Requirements
Every line of the records below should be restated exactly.
##### Source records #####
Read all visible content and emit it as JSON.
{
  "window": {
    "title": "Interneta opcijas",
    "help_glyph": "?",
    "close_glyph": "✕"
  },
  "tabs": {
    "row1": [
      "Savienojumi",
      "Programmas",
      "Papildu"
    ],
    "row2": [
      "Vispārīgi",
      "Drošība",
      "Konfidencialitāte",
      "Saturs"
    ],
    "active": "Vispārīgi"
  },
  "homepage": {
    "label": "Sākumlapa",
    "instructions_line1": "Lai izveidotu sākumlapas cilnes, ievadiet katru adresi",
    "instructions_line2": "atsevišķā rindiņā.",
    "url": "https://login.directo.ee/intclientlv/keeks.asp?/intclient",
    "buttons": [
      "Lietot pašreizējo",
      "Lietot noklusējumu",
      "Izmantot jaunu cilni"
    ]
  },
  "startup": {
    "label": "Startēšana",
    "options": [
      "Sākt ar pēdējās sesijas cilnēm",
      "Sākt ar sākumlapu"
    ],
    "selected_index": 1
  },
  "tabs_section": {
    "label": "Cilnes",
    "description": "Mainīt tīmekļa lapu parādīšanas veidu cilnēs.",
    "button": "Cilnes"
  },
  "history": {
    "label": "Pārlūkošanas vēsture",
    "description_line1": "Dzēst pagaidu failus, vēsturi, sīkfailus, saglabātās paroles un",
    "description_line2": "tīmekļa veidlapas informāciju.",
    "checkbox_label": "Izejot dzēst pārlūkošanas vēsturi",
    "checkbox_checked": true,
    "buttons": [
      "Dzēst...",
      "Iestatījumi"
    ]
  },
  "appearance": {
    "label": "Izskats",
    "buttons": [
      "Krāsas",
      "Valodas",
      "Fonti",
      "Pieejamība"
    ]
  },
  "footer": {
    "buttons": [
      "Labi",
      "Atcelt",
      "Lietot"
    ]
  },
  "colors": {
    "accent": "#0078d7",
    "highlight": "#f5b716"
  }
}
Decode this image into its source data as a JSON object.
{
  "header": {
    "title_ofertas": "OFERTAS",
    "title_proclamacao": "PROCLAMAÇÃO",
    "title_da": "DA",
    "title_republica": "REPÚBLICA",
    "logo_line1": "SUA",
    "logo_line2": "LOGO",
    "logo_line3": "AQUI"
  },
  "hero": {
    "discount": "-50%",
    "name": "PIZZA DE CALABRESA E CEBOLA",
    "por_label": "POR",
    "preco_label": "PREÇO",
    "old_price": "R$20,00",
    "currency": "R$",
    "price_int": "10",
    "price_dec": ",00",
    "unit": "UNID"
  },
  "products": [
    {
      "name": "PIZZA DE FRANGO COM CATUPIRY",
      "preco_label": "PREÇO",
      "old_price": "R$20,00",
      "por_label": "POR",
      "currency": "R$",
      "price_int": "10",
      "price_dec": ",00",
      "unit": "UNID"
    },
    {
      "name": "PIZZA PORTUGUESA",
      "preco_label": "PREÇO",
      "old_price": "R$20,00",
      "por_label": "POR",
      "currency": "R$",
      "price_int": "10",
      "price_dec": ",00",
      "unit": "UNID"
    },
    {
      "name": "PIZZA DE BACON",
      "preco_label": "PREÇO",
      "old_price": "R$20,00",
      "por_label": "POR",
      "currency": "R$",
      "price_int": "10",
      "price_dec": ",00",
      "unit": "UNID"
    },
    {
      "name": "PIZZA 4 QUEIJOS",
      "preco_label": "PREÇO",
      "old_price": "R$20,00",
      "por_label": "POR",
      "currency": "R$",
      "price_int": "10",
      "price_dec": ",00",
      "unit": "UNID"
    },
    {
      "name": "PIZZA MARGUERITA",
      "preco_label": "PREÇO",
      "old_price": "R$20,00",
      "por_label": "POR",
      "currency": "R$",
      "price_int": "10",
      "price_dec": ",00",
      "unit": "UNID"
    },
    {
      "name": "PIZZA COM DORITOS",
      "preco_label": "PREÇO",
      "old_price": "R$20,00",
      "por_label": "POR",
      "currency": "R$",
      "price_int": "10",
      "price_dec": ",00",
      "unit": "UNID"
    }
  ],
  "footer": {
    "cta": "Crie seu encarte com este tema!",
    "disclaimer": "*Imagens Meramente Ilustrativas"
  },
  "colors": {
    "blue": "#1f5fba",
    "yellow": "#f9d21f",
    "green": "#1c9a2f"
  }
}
#####
Solution to this task
Read all visible content and emit it as JSON.
{
  "window": {
    "title": "Interneta opcijas",
    "help_glyph": "?",
    "close_glyph": "✕"
  },
  "tabs": {
    "row1": [
      "Savienojumi",
      "Programmas",
      "Papildu"
    ],
    "row2": [
      "Vispārīgi",
      "Drošība",
      "Konfidencialitāte",
      "Saturs"
    ],
    "active": "Vispārīgi"
  },
  "homepage": {
    "label": "Sākumlapa",
    "instructions_line1": "Lai izveidotu sākumlapas cilnes, ievadiet katru adresi",
    "instructions_line2": "atsevišķā rindiņā.",
    "url": "https://login.directo.ee/intclientlv/keeks.asp?/intclient",
    "buttons": [
      "Lietot pašreizējo",
      "Lietot noklusējumu",
      "Izmantot jaunu cilni"
    ]
  },
  "startup": {
    "label": "Startēšana",
    "options": [
      "Sākt ar pēdējās sesijas cilnēm",
      "Sākt ar sākumlapu"
    ],
    "selected_index": 1
  },
  "tabs_section": {
    "label": "Cilnes",
    "description": "Mainīt tīmekļa lapu parādīšanas veidu cilnēs.",
    "button": "Cilnes"
  },
  "history": {
    "label": "Pārlūkošanas vēsture",
    "description_line1": "Dzēst pagaidu failus, vēsturi, sīkfailus, saglabātās paroles un",
    "description_line2": "tīmekļa veidlapas informāciju.",
    "checkbox_label": "Izejot dzēst pārlūkošanas vēsturi",
    "checkbox_checked": true,
    "buttons": [
      "Dzēst...",
      "Iestatījumi"
    ]
  },
  "appearance": {
    "label": "Izskats",
    "buttons": [
      "Krāsas",
      "Valodas",
      "Fonti",
      "Pieejamība"
    ]
  },
  "footer": {
    "buttons": [
      "Labi",
      "Atcelt",
      "Lietot"
    ]
  },
  "colors": {
    "accent": "#0078d7",
    "highlight": "#f5b716"
  }
}
Decode this image into its source data as a JSON object.
{
  "header": {
    "title_ofertas": "OFERTAS",
    "title_proclamacao": "PROCLAMAÇÃO",
    "title_da": "DA",
    "title_republica": "REPÚBLICA",
    "logo_line1": "SUA",
    "logo_line2": "LOGO",
    "logo_line3": "AQUI"
  },
  "hero": {
    "discount": "-50%",
    "name": "PIZZA DE CALABRESA E CEBOLA",
    "por_label": "POR",
    "preco_label": "PREÇO",
    "old_price": "R$20,00",
    "currency": "R$",
    "price_int": "10",
    "price_dec": ",00",
    "unit": "UNID"
  },
  "products": [
    {
      "name": "PIZZA DE FRANGO COM CATUPIRY",
      "preco_label": "PREÇO",
      "old_price": "R$20,00",
      "por_label": "POR",
      "currency": "R$",
      "price_int": "10",
      "price_dec": ",00",
      "unit": "UNID"
    },
    {
      "name": "PIZZA PORTUGUESA",
      "preco_label": "PREÇO",
      "old_price": "R$20,00",
      "por_label": "POR",
      "currency": "R$",
      "price_int": "10",
      "price_dec": ",00",
      "unit": "UNID"
    },
    {
      "name": "PIZZA DE BACON",
      "preco_label": "PREÇO",
      "old_price": "R$20,00",
      "por_label": "POR",
      "currency": "R$",
      "price_int": "10",
      "price_dec": ",00",
      "unit": "UNID"
    },
    {
      "name": "PIZZA 4 QUEIJOS",
      "preco_label": "PREÇO",
      "old_price": "R$20,00",
      "por_label": "POR",
      "currency": "R$",
      "price_int": "10",
      "price_dec": ",00",
      "unit": "UNID"
    },
    {
      "name": "PIZZA MARGUERITA",
      "preco_label": "PREÇO",
      "old_price": "R$20,00",
      "por_label": "POR",
      "currency": "R$",
      "price_int": "10",
      "price_dec": ",00",
      "unit": "UNID"
    },
    {
      "name": "PIZZA COM DORITOS",
      "preco_label": "PREÇO",
      "old_price": "R$20,00",
      "por_label": "POR",
      "currency": "R$",
      "price_int": "10",
      "price_dec": ",00",
      "unit": "UNID"
    }
  ],
  "footer": {
    "cta": "Crie seu encarte com este tema!",
    "disclaimer": "*Imagens Meramente Ilustrativas"
  },
  "colors": {
    "blue": "#1f5fba",
    "yellow": "#f9d21f",
    "green": "#1c9a2f"
  }
}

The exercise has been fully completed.